Instruction: Copy out every line in which the string "Maismuffins" occurs.

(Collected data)
------

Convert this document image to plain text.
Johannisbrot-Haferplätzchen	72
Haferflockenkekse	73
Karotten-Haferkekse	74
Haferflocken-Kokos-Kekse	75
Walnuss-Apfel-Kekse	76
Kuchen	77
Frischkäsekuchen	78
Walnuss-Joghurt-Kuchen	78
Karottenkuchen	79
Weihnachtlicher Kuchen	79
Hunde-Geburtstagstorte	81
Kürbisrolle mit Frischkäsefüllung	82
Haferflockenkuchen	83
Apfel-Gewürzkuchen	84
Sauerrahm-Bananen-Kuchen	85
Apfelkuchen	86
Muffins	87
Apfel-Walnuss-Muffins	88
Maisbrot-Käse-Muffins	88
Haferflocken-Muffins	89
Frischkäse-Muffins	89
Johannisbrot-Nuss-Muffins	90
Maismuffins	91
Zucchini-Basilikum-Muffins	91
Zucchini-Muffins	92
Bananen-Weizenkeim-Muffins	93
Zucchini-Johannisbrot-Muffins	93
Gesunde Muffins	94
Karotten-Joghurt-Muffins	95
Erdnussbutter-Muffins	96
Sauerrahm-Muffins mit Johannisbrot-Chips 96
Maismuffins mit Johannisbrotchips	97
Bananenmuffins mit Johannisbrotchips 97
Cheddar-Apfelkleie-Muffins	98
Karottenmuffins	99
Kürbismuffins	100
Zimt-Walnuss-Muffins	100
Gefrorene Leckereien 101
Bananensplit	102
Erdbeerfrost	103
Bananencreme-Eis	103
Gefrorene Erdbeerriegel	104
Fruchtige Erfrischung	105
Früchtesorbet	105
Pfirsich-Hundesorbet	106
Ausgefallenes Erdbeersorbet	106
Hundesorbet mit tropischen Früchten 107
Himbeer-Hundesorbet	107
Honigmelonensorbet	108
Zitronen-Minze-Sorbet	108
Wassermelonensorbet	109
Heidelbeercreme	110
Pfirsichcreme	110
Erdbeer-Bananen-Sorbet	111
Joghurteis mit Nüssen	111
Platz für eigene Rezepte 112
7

------

Response below:
Maismuffins	91
Maismuffins mit Johannisbrotchips	97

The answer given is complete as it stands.